[Start Provided records]

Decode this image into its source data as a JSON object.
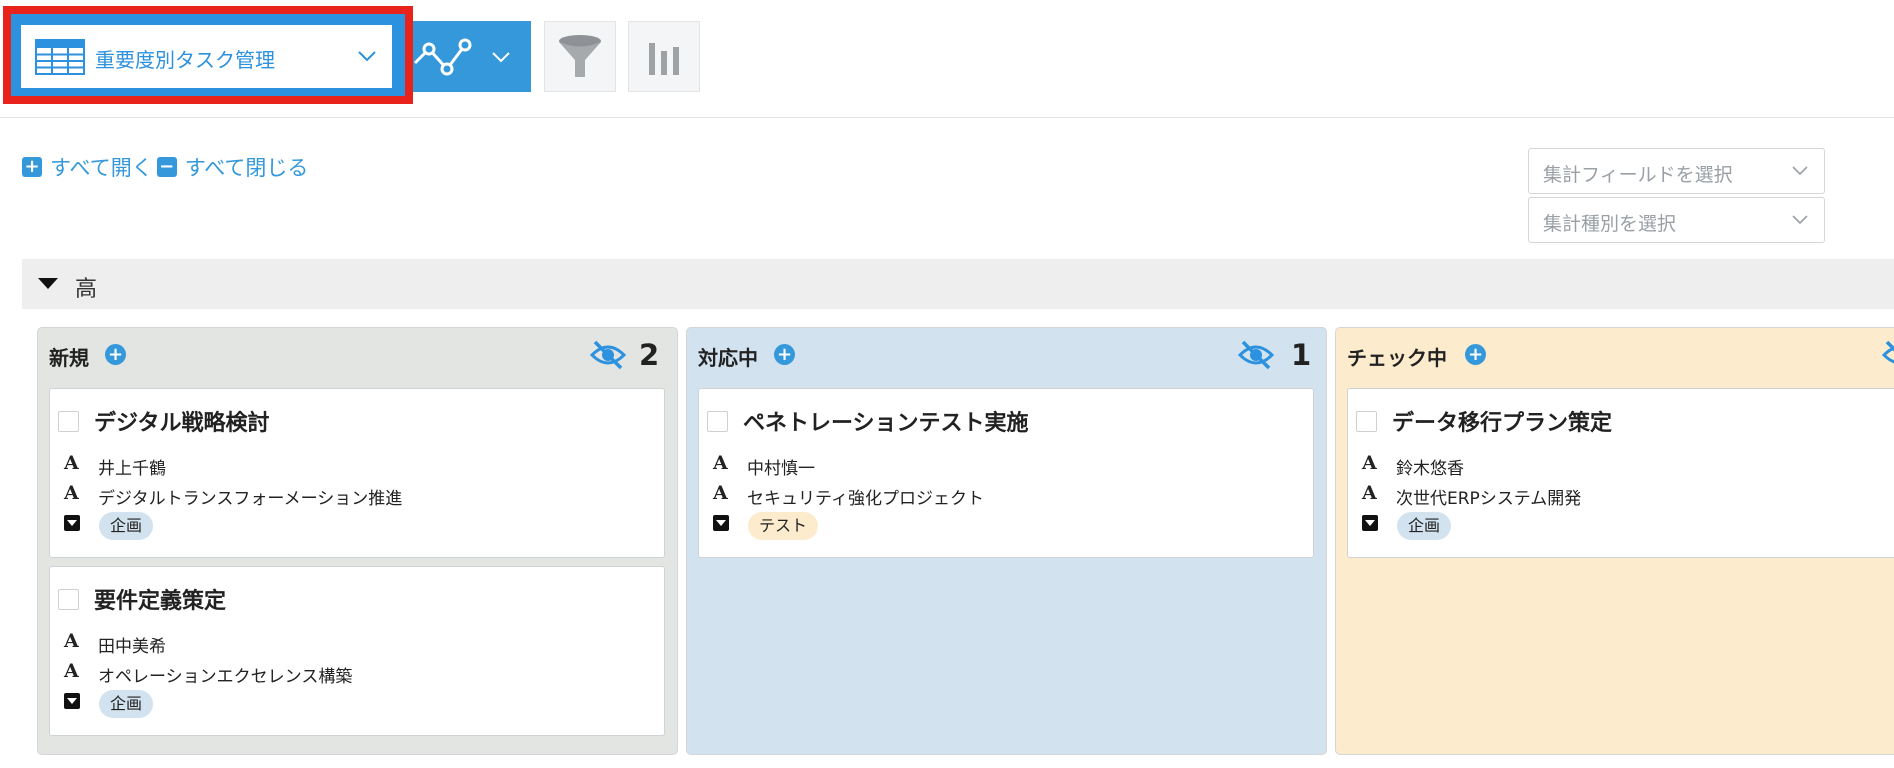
{
  "toolbar": {
    "view_selector_label": "重要度別タスク管理",
    "view_icon": "table-icon",
    "graph_icon": "line-graph-icon",
    "filter_icon": "funnel-icon",
    "chart_icon": "bar-chart-icon",
    "accent_color": "#3498db",
    "highlight_color": "#e8231b"
  },
  "expand_all_label": "すべて開く",
  "collapse_all_label": "すべて閉じる",
  "aggregate": {
    "field_placeholder": "集計フィールドを選択",
    "type_placeholder": "集計種別を選択"
  },
  "group": {
    "title": "高"
  },
  "columns": [
    {
      "title": "対応中",
      "count": "1",
      "bg_color": "#d2e3ef",
      "cards": [
        {
          "title": "ペネトレーションテスト実施",
          "assignee": "中村慎一",
          "project": "セキュリティ強化プロジェクト",
          "category": "テスト",
          "category_color": "#fcebcc"
        }
      ]
    },
    {
      "title": "新規",
      "count": "2",
      "bg_color": "#e3e5e2",
      "cards": [
        {
          "title": "デジタル戦略検討",
          "assignee": "井上千鶴",
          "project": "デジタルトランスフォーメーション推進",
          "category": "企画",
          "category_color": "#d2e3ef"
        },
        {
          "title": "要件定義策定",
          "assignee": "田中美希",
          "project": "オペレーションエクセレンス構築",
          "category": "企画",
          "category_color": "#d2e3ef"
        }
      ]
    },
    {
      "title": "チェック中",
      "count": "",
      "bg_color": "#fcebcc",
      "cards": [
        {
          "title": "データ移行プラン策定",
          "assignee": "鈴木悠香",
          "project": "次世代ERPシステム開発",
          "category": "企画",
          "category_color": "#d2e3ef"
        }
      ]
    }
  ]
}
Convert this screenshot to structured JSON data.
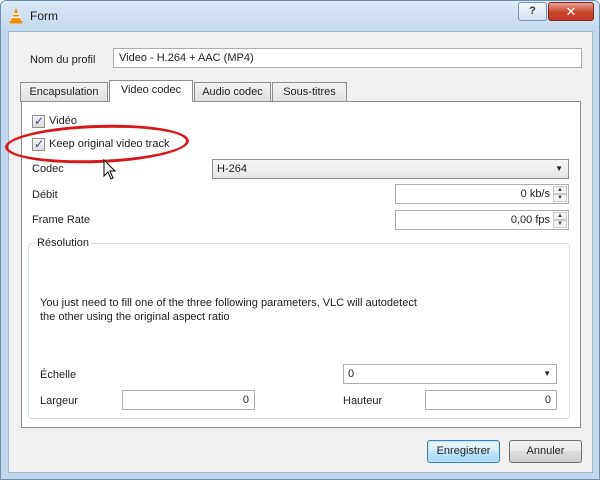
{
  "window": {
    "title": "Form",
    "help_label": "?",
    "close_label": "✕",
    "icon": "vlc-cone-icon"
  },
  "profile": {
    "label": "Nom du profil",
    "value": "Video - H.264 + AAC (MP4)"
  },
  "tabs": [
    {
      "label": "Encapsulation",
      "active": false
    },
    {
      "label": "Video codec",
      "active": true
    },
    {
      "label": "Audio codec",
      "active": false
    },
    {
      "label": "Sous-titres",
      "active": false
    }
  ],
  "video": {
    "video_checkbox_label": "Vidéo",
    "video_checked": true,
    "keep_original_label": "Keep original video track",
    "keep_original_checked": true,
    "codec_label": "Codec",
    "codec_value": "H-264",
    "bitrate_label": "Débit",
    "bitrate_value": "0 kb/s",
    "framerate_label": "Frame Rate",
    "framerate_value": "0,00 fps"
  },
  "resolution": {
    "title": "Résolution",
    "info_line1": "You just need to fill one of the three following parameters, VLC will autodetect",
    "info_line2": "the other using the original aspect ratio",
    "scale_label": "Échelle",
    "scale_value": "0",
    "width_label": "Largeur",
    "width_value": "0",
    "height_label": "Hauteur",
    "height_value": "0"
  },
  "buttons": {
    "save_label": "Enregistrer",
    "cancel_label": "Annuler"
  },
  "colors": {
    "annotation_red": "#d9161c",
    "titlebar": "#c4d9ef",
    "close_button": "#c7452c"
  }
}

[End Provided records]

- **Task brief**: Report only the number of lines in the records that include the word "this".

- **Full response**: 2